(Dataset entries on figures)
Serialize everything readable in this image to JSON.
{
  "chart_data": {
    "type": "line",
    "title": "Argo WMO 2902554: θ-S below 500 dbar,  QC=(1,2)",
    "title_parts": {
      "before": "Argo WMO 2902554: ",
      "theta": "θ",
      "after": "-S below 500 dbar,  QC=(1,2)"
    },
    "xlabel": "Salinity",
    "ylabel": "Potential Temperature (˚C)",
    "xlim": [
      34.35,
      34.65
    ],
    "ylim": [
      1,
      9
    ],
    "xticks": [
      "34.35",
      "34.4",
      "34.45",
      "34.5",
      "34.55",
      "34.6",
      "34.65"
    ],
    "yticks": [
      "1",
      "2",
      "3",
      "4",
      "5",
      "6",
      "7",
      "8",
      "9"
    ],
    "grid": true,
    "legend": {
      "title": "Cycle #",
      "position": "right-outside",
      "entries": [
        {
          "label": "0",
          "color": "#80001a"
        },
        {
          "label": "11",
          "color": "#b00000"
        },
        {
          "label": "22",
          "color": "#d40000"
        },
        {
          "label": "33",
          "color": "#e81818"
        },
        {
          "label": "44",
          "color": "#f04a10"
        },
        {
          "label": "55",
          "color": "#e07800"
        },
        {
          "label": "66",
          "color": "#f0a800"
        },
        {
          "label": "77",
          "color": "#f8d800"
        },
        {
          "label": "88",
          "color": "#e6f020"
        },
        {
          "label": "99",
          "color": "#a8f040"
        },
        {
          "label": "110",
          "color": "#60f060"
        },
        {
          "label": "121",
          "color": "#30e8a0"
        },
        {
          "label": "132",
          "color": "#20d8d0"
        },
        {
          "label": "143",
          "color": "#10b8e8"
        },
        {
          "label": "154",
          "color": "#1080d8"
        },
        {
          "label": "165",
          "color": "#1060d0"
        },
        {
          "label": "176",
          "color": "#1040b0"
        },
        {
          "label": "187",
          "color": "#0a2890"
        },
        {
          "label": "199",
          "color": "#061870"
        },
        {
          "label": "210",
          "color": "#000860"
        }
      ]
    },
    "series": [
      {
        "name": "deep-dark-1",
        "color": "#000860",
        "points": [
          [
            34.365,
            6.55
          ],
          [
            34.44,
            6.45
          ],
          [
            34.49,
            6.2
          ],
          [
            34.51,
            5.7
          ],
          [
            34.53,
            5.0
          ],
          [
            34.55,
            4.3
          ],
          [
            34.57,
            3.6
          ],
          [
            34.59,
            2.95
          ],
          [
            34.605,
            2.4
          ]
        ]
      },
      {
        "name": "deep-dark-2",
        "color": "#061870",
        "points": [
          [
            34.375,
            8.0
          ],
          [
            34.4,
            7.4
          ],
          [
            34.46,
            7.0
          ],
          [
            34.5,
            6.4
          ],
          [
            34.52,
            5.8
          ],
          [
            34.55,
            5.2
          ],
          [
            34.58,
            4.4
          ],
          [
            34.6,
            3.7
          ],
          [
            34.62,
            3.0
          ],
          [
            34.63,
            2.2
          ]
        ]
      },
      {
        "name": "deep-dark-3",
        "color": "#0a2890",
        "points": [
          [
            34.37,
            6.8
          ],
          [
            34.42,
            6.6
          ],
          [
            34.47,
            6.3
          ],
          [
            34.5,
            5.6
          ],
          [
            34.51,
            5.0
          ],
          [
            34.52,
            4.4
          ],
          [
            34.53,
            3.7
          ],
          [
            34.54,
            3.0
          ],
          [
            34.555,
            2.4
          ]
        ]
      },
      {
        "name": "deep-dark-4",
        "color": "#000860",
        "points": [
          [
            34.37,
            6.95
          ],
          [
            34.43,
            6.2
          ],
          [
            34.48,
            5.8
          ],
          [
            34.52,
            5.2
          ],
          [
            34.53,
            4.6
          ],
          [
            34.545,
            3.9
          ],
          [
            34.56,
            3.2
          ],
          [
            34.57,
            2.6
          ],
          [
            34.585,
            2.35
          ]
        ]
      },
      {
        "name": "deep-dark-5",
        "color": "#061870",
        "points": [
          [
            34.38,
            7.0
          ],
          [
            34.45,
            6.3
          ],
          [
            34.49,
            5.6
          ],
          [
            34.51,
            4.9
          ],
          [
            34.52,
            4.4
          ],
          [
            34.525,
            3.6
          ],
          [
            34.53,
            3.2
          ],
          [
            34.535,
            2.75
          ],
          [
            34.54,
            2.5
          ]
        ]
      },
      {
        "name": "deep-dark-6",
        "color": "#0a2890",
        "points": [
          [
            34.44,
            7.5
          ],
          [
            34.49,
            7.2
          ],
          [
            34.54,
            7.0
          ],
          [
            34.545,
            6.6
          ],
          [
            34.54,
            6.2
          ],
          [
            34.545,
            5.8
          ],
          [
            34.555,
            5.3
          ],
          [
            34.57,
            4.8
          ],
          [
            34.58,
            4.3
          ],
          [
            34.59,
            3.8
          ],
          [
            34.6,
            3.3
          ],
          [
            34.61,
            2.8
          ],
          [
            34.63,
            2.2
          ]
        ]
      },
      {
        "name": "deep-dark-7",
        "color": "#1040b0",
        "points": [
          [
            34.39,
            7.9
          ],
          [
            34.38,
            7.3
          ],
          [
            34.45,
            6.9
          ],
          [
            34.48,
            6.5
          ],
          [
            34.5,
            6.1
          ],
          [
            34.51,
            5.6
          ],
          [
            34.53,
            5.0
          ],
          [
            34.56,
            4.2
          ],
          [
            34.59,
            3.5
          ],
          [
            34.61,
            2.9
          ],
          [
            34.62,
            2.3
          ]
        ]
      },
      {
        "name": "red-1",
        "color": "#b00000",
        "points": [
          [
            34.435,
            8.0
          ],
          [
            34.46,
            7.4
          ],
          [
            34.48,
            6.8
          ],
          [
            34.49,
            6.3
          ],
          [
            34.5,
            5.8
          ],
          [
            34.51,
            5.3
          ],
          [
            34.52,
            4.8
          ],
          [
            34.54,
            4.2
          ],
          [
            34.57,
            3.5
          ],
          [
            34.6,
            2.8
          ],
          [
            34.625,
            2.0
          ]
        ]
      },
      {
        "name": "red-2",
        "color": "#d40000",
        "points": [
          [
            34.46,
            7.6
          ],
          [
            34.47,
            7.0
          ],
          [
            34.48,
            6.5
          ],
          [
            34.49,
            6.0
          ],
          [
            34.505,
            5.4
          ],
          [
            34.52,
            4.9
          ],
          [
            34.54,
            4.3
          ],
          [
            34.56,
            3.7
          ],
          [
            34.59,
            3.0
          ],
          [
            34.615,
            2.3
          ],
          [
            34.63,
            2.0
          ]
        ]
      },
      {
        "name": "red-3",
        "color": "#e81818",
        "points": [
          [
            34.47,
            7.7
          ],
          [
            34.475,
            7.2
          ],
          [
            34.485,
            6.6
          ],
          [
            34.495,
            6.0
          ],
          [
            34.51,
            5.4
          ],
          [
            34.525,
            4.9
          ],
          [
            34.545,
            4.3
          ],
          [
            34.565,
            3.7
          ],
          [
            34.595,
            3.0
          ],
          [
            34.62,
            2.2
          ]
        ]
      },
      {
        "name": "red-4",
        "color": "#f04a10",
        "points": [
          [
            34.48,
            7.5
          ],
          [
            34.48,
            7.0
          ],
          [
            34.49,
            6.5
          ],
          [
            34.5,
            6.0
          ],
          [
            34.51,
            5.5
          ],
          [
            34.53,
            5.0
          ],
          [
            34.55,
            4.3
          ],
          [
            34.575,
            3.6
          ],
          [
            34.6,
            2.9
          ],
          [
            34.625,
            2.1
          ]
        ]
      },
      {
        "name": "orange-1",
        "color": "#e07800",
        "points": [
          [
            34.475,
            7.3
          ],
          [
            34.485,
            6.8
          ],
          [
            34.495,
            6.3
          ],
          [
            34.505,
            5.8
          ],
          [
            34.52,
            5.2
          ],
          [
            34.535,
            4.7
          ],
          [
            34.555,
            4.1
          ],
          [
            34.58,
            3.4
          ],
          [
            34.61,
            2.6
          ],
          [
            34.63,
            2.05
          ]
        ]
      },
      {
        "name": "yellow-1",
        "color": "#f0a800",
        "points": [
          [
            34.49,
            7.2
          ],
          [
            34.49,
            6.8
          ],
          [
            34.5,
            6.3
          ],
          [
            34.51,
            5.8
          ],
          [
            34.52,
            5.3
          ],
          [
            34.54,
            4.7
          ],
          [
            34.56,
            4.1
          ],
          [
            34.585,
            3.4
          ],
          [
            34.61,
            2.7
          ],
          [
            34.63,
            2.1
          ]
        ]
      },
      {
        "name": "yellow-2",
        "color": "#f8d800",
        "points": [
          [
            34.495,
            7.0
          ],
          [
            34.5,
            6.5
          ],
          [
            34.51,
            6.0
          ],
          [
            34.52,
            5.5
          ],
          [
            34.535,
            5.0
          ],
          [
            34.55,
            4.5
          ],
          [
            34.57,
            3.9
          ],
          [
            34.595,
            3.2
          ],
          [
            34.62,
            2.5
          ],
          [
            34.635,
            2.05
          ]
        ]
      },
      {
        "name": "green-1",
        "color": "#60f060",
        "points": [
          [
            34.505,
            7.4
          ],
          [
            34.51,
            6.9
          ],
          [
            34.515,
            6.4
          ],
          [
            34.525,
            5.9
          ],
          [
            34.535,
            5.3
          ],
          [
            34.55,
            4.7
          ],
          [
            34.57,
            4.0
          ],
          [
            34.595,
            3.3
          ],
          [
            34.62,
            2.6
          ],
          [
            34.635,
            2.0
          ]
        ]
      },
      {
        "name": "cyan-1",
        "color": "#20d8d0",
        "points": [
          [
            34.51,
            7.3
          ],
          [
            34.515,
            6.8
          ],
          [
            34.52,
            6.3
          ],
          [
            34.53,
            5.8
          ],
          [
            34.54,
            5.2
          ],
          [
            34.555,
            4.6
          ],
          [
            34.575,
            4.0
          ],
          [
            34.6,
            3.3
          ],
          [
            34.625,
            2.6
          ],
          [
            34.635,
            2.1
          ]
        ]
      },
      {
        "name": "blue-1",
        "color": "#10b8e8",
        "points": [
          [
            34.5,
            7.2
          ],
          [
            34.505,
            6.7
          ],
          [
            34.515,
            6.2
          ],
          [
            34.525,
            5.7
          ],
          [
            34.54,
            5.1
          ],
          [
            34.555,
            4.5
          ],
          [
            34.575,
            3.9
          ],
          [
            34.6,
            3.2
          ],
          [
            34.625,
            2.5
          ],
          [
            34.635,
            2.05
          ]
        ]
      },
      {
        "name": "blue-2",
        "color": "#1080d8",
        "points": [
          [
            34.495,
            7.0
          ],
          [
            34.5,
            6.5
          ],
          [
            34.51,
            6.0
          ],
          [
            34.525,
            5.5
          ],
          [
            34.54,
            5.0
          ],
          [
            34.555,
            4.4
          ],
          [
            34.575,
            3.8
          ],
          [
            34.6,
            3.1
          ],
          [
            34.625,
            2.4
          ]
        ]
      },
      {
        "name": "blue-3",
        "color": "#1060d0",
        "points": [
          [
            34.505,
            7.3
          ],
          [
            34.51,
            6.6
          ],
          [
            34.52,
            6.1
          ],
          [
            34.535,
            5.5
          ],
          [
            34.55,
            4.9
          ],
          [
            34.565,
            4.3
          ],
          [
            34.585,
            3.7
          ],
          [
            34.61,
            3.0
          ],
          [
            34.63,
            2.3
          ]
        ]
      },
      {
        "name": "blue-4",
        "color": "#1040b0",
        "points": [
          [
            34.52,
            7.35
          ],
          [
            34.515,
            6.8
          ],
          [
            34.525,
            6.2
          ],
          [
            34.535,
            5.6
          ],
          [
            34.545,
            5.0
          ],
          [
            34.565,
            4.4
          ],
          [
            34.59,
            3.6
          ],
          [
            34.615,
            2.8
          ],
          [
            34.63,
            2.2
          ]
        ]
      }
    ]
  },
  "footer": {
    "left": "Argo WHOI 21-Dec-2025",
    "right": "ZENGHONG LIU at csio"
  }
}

**GIVEN EXERCISE:** Identify all lines in the records above with the word "dbar".

**SOLUTION TO THE EXERCISE:**
    "title": "Argo WMO 2902554: θ-S below 500 dbar,  QC=(1,2)",
      "after": "-S below 500 dbar,  QC=(1,2)"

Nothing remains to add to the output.